**Task instructions:** Check every line of the material below for the string "short", and return the ones that have it.

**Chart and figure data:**
[START]

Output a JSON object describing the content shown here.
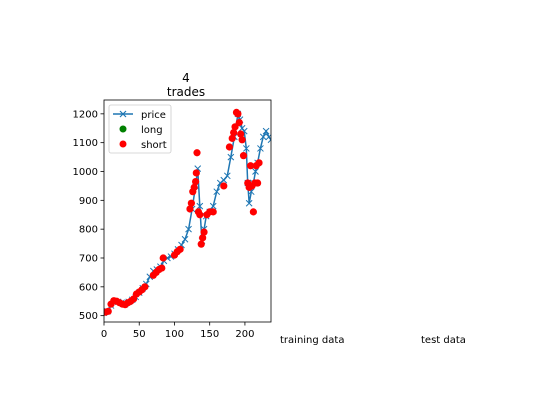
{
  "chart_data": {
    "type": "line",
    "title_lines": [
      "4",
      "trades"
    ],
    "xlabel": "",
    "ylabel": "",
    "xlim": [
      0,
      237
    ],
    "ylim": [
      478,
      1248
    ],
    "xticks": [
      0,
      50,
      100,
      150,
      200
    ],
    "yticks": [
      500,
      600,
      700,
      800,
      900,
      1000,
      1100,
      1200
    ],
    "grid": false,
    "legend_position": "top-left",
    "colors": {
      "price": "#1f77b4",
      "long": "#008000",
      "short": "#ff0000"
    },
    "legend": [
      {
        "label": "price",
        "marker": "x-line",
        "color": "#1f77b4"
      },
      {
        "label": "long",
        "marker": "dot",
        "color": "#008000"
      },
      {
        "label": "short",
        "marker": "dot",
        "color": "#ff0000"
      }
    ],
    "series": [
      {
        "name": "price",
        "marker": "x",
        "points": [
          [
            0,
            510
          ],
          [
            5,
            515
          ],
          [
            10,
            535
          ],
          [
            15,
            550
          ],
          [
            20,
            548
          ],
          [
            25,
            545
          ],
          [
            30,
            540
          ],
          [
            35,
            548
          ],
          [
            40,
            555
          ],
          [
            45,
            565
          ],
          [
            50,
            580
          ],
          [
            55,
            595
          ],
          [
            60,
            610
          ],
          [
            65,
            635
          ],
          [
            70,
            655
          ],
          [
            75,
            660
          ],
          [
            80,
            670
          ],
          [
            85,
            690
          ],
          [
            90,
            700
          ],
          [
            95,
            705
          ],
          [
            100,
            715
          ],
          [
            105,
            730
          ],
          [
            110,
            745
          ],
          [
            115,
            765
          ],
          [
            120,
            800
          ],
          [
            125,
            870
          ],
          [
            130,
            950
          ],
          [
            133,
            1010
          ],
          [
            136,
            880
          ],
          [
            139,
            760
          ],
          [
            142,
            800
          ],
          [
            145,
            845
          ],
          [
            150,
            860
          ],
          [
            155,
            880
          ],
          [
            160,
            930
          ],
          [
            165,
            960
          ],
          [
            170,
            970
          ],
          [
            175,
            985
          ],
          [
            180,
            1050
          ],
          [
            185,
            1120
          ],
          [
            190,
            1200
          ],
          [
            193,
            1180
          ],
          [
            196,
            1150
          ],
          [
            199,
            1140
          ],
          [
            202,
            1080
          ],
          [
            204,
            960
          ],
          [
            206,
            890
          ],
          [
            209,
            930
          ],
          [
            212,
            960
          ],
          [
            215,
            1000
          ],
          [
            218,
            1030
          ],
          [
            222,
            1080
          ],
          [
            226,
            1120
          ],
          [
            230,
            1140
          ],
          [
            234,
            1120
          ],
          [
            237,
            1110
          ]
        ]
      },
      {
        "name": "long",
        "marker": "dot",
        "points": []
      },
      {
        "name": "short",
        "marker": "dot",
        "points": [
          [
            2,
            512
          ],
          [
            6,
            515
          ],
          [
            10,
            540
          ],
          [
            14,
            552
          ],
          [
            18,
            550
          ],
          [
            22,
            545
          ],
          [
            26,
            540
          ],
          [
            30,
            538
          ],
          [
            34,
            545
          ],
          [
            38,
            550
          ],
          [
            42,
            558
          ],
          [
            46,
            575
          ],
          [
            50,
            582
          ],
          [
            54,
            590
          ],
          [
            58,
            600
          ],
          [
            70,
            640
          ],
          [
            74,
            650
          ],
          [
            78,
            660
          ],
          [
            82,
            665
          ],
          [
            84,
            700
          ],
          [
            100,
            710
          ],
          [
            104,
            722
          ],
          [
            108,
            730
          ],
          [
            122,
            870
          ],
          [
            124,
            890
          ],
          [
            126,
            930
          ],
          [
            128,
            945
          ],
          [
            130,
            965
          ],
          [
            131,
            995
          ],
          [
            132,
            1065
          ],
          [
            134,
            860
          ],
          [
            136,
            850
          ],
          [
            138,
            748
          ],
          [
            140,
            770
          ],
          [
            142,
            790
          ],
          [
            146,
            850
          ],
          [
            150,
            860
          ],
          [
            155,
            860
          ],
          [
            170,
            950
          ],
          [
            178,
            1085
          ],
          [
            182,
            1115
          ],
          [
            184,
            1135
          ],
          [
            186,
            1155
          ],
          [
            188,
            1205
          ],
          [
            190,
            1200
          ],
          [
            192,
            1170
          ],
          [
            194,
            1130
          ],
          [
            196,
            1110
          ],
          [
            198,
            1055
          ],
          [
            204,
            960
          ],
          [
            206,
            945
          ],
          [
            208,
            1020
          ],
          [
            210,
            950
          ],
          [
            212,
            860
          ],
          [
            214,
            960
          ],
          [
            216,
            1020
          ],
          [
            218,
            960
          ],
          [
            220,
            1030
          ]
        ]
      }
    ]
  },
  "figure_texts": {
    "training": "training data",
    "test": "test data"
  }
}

[END]

**Response:**
      "short": "#ff0000"
        "label": "short",
        "name": "short",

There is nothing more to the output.